* **Written exercise**: Repeat all entries exactly.

Dataset items
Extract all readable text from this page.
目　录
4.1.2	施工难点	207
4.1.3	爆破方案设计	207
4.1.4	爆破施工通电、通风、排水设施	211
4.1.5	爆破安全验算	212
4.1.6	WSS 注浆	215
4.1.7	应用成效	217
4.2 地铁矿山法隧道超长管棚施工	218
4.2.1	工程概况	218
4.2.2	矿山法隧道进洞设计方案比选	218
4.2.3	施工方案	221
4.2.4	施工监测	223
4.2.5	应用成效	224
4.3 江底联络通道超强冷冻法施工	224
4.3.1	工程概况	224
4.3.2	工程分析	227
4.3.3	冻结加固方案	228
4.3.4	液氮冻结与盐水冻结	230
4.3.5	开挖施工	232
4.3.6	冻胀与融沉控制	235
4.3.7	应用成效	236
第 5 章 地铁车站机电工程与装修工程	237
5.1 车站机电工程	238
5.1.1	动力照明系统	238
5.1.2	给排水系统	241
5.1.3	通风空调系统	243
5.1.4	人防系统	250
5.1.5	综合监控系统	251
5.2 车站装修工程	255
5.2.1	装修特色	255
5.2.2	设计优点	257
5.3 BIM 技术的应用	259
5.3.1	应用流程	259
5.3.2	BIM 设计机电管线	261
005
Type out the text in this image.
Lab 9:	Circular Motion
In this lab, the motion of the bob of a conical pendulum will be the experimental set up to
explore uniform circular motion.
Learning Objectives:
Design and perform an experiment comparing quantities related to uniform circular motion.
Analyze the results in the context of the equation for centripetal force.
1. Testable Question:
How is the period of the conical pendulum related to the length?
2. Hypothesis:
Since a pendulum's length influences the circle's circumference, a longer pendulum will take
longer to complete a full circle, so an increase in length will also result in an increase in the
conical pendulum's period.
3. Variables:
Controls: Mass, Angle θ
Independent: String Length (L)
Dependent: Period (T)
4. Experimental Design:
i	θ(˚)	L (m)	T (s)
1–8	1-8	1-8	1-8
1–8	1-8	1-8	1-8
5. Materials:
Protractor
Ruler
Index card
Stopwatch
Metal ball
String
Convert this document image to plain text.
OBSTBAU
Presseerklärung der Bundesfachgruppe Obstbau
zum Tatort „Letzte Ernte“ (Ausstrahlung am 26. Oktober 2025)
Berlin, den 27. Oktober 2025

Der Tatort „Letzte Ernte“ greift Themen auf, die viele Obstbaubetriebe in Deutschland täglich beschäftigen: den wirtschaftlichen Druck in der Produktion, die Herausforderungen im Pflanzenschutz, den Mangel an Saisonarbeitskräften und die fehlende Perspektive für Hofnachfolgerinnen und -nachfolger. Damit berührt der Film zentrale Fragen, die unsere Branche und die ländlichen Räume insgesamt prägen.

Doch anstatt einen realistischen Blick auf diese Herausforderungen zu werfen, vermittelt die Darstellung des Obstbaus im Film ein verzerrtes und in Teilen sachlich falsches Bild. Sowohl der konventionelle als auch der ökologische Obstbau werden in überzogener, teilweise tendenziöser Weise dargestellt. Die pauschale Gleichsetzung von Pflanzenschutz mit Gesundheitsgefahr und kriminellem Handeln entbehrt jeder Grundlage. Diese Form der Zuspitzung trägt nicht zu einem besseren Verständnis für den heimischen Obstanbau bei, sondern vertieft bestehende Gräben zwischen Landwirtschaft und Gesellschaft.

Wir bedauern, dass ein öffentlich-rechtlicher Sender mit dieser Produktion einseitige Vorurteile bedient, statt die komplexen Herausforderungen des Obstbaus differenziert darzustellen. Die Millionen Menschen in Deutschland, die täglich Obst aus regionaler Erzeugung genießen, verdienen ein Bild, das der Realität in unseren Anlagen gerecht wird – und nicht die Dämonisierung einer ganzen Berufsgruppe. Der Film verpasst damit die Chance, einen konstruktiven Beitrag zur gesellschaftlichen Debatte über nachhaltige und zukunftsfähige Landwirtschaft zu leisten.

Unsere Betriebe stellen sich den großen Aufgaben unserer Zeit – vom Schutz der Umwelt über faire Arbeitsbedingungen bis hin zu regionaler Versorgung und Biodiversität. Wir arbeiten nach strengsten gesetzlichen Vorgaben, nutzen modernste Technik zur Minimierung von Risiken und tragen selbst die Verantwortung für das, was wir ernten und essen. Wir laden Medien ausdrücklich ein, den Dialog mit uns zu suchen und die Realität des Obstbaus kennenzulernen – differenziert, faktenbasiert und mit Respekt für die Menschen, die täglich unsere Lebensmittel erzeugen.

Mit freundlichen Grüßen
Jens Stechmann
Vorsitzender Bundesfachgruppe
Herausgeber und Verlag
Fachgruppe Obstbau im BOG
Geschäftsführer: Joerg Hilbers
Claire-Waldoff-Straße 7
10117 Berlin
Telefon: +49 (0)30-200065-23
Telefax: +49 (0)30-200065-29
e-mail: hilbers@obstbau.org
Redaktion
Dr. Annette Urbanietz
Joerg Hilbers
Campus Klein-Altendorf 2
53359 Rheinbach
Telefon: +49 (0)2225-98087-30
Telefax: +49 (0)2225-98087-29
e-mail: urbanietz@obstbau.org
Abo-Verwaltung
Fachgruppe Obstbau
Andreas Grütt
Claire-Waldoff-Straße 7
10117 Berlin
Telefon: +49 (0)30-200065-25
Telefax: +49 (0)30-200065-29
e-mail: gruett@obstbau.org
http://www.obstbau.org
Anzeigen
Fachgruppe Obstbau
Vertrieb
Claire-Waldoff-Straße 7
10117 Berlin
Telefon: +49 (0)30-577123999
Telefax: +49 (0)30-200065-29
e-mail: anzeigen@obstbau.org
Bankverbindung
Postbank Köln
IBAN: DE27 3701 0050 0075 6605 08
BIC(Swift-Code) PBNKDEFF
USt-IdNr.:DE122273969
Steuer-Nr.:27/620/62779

* **Answer to this exercise**:
Extract all readable text from this page.
目　录
4.1.2	施工难点	207
4.1.3	爆破方案设计	207
4.1.4	爆破施工通电、通风、排水设施	211
4.1.5	爆破安全验算	212
4.1.6	WSS 注浆	215
4.1.7	应用成效	217
4.2 地铁矿山法隧道超长管棚施工	218
4.2.1	工程概况	218
4.2.2	矿山法隧道进洞设计方案比选	218
4.2.3	施工方案	221
4.2.4	施工监测	223
4.2.5	应用成效	224
4.3 江底联络通道超强冷冻法施工	224
4.3.1	工程概况	224
4.3.2	工程分析	227
4.3.3	冻结加固方案	228
4.3.4	液氮冻结与盐水冻结	230
4.3.5	开挖施工	232
4.3.6	冻胀与融沉控制	235
4.3.7	应用成效	236
第 5 章 地铁车站机电工程与装修工程	237
5.1 车站机电工程	238
5.1.1	动力照明系统	238
5.1.2	给排水系统	241
5.1.3	通风空调系统	243
5.1.4	人防系统	250
5.1.5	综合监控系统	251
5.2 车站装修工程	255
5.2.1	装修特色	255
5.2.2	设计优点	257
5.3 BIM 技术的应用	259
5.3.1	应用流程	259
5.3.2	BIM 设计机电管线	261
005
Type out the text in this image.
Lab 9:	Circular Motion
In this lab, the motion of the bob of a conical pendulum will be the experimental set up to
explore uniform circular motion.
Learning Objectives:
Design and perform an experiment comparing quantities related to uniform circular motion.
Analyze the results in the context of the equation for centripetal force.
1. Testable Question:
How is the period of the conical pendulum related to the length?
2. Hypothesis:
Since a pendulum's length influences the circle's circumference, a longer pendulum will take
longer to complete a full circle, so an increase in length will also result in an increase in the
conical pendulum's period.
3. Variables:
Controls: Mass, Angle θ
Independent: String Length (L)
Dependent: Period (T)
4. Experimental Design:
i	θ(˚)	L (m)	T (s)
1–8	1-8	1-8	1-8
1–8	1-8	1-8	1-8
5. Materials:
Protractor
Ruler
Index card
Stopwatch
Metal ball
String
Convert this document image to plain text.
OBSTBAU
Presseerklärung der Bundesfachgruppe Obstbau
zum Tatort „Letzte Ernte“ (Ausstrahlung am 26. Oktober 2025)
Berlin, den 27. Oktober 2025

Der Tatort „Letzte Ernte“ greift Themen auf, die viele Obstbaubetriebe in Deutschland täglich beschäftigen: den wirtschaftlichen Druck in der Produktion, die Herausforderungen im Pflanzenschutz, den Mangel an Saisonarbeitskräften und die fehlende Perspektive für Hofnachfolgerinnen und -nachfolger. Damit berührt der Film zentrale Fragen, die unsere Branche und die ländlichen Räume insgesamt prägen.

Doch anstatt einen realistischen Blick auf diese Herausforderungen zu werfen, vermittelt die Darstellung des Obstbaus im Film ein verzerrtes und in Teilen sachlich falsches Bild. Sowohl der konventionelle als auch der ökologische Obstbau werden in überzogener, teilweise tendenziöser Weise dargestellt. Die pauschale Gleichsetzung von Pflanzenschutz mit Gesundheitsgefahr und kriminellem Handeln entbehrt jeder Grundlage. Diese Form der Zuspitzung trägt nicht zu einem besseren Verständnis für den heimischen Obstanbau bei, sondern vertieft bestehende Gräben zwischen Landwirtschaft und Gesellschaft.

Wir bedauern, dass ein öffentlich-rechtlicher Sender mit dieser Produktion einseitige Vorurteile bedient, statt die komplexen Herausforderungen des Obstbaus differenziert darzustellen. Die Millionen Menschen in Deutschland, die täglich Obst aus regionaler Erzeugung genießen, verdienen ein Bild, das der Realität in unseren Anlagen gerecht wird – und nicht die Dämonisierung einer ganzen Berufsgruppe. Der Film verpasst damit die Chance, einen konstruktiven Beitrag zur gesellschaftlichen Debatte über nachhaltige und zukunftsfähige Landwirtschaft zu leisten.

Unsere Betriebe stellen sich den großen Aufgaben unserer Zeit – vom Schutz der Umwelt über faire Arbeitsbedingungen bis hin zu regionaler Versorgung und Biodiversität. Wir arbeiten nach strengsten gesetzlichen Vorgaben, nutzen modernste Technik zur Minimierung von Risiken und tragen selbst die Verantwortung für das, was wir ernten und essen. Wir laden Medien ausdrücklich ein, den Dialog mit uns zu suchen und die Realität des Obstbaus kennenzulernen – differenziert, faktenbasiert und mit Respekt für die Menschen, die täglich unsere Lebensmittel erzeugen.

Mit freundlichen Grüßen
Jens Stechmann
Vorsitzender Bundesfachgruppe
Herausgeber und Verlag
Fachgruppe Obstbau im BOG
Geschäftsführer: Joerg Hilbers
Claire-Waldoff-Straße 7
10117 Berlin
Telefon: +49 (0)30-200065-23
Telefax: +49 (0)30-200065-29
e-mail: hilbers@obstbau.org
Redaktion
Dr. Annette Urbanietz
Joerg Hilbers
Campus Klein-Altendorf 2
53359 Rheinbach
Telefon: +49 (0)2225-98087-30
Telefax: +49 (0)2225-98087-29
e-mail: urbanietz@obstbau.org
Abo-Verwaltung
Fachgruppe Obstbau
Andreas Grütt
Claire-Waldoff-Straße 7
10117 Berlin
Telefon: +49 (0)30-200065-25
Telefax: +49 (0)30-200065-29
e-mail: gruett@obstbau.org
http://www.obstbau.org
Anzeigen
Fachgruppe Obstbau
Vertrieb
Claire-Waldoff-Straße 7
10117 Berlin
Telefon: +49 (0)30-577123999
Telefax: +49 (0)30-200065-29
e-mail: anzeigen@obstbau.org
Bankverbindung
Postbank Köln
IBAN: DE27 3701 0050 0075 6605 08
BIC(Swift-Code) PBNKDEFF
USt-IdNr.:DE122273969
Steuer-Nr.:27/620/62779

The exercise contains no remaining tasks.